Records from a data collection
○ ○ ○ ○

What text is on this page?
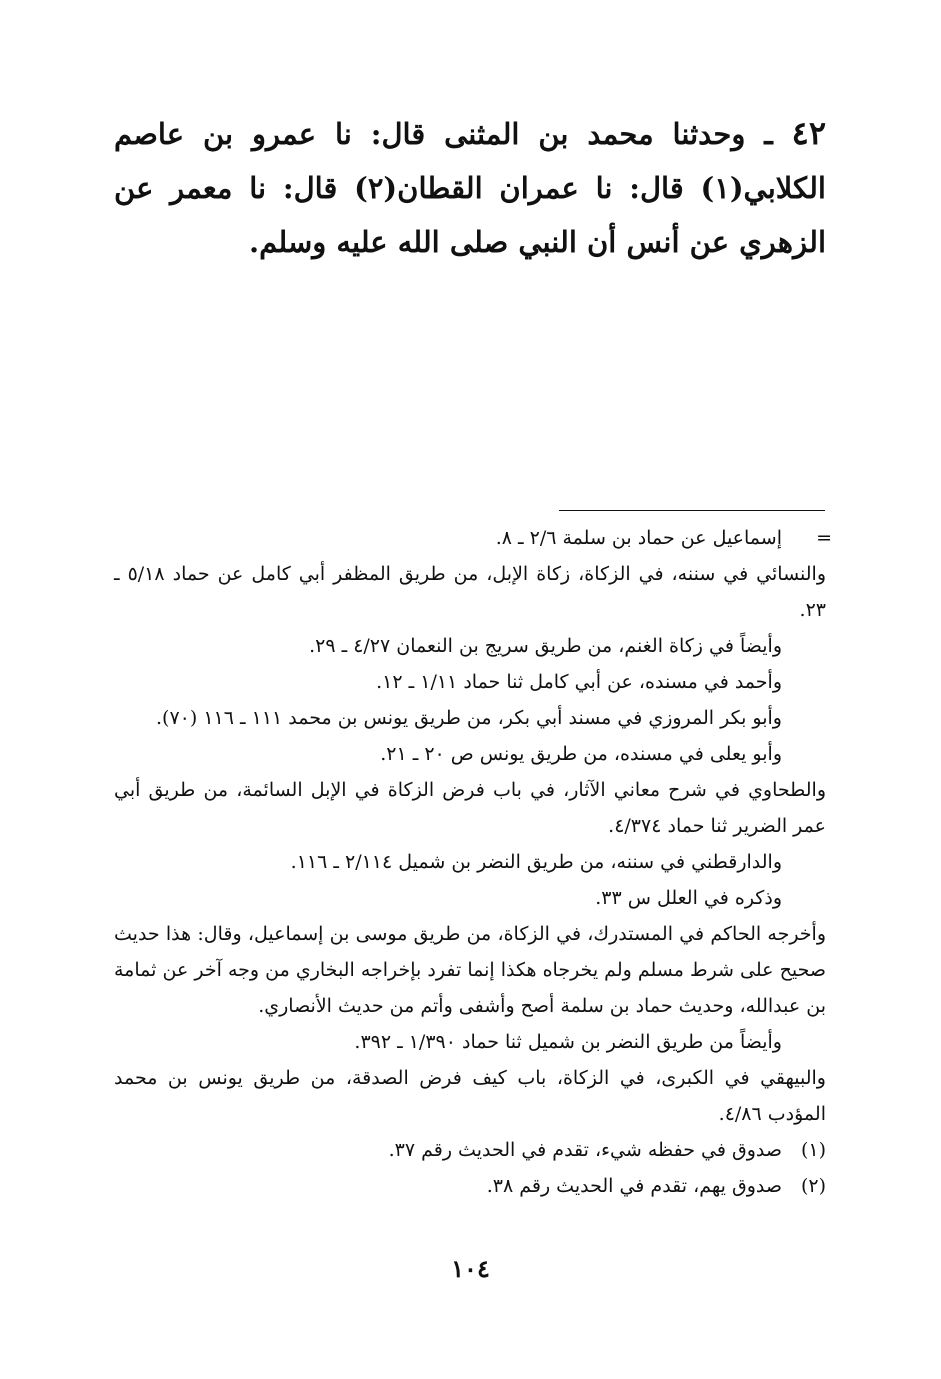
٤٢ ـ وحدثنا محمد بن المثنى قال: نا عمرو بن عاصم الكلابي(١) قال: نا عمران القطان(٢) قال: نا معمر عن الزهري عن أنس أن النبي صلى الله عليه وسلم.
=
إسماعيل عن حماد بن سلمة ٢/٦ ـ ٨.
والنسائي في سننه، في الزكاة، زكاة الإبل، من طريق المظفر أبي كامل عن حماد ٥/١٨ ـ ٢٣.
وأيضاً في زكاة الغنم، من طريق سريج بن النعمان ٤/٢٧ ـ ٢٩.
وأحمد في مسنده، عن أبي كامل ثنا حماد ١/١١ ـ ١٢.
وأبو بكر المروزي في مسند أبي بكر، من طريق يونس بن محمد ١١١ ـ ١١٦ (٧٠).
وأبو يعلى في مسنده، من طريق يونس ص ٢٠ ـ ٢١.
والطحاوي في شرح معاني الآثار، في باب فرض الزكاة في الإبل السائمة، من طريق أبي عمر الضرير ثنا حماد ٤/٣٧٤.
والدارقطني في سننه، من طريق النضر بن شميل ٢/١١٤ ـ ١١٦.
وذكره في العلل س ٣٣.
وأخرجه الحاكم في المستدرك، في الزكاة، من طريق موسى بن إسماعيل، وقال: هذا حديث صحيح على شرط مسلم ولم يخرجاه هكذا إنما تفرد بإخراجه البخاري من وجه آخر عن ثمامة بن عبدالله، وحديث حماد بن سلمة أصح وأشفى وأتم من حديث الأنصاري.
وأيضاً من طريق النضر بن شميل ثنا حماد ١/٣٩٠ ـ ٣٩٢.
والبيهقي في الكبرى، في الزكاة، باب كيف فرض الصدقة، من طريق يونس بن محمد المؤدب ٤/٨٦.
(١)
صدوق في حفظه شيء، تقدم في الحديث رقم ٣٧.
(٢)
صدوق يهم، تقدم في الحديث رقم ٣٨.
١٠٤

○ ○ ○ ○

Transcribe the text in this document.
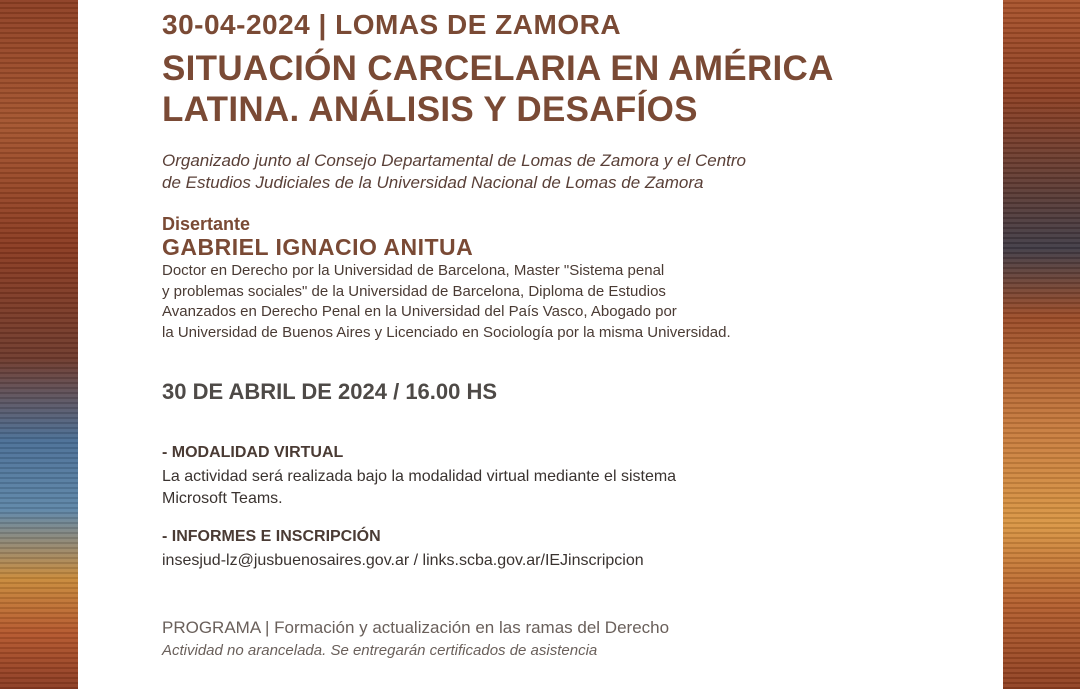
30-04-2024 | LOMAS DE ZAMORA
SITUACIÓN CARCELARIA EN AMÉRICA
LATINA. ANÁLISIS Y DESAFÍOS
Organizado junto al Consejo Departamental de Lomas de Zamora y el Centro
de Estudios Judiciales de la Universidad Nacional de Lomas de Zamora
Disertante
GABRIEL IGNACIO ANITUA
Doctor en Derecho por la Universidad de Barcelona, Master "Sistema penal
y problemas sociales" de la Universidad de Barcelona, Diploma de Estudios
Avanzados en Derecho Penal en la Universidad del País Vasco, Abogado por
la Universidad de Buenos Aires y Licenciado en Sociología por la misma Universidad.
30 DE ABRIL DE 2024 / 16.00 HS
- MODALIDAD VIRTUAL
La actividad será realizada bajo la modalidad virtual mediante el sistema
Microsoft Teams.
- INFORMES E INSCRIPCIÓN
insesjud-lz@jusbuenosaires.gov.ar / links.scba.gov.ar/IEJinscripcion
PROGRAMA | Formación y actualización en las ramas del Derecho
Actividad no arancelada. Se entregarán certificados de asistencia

○ ○ ○ ○

» **Written problem**: Only a number is needed: how many lines of the material above contain "Universidad"?

» **The result**: 5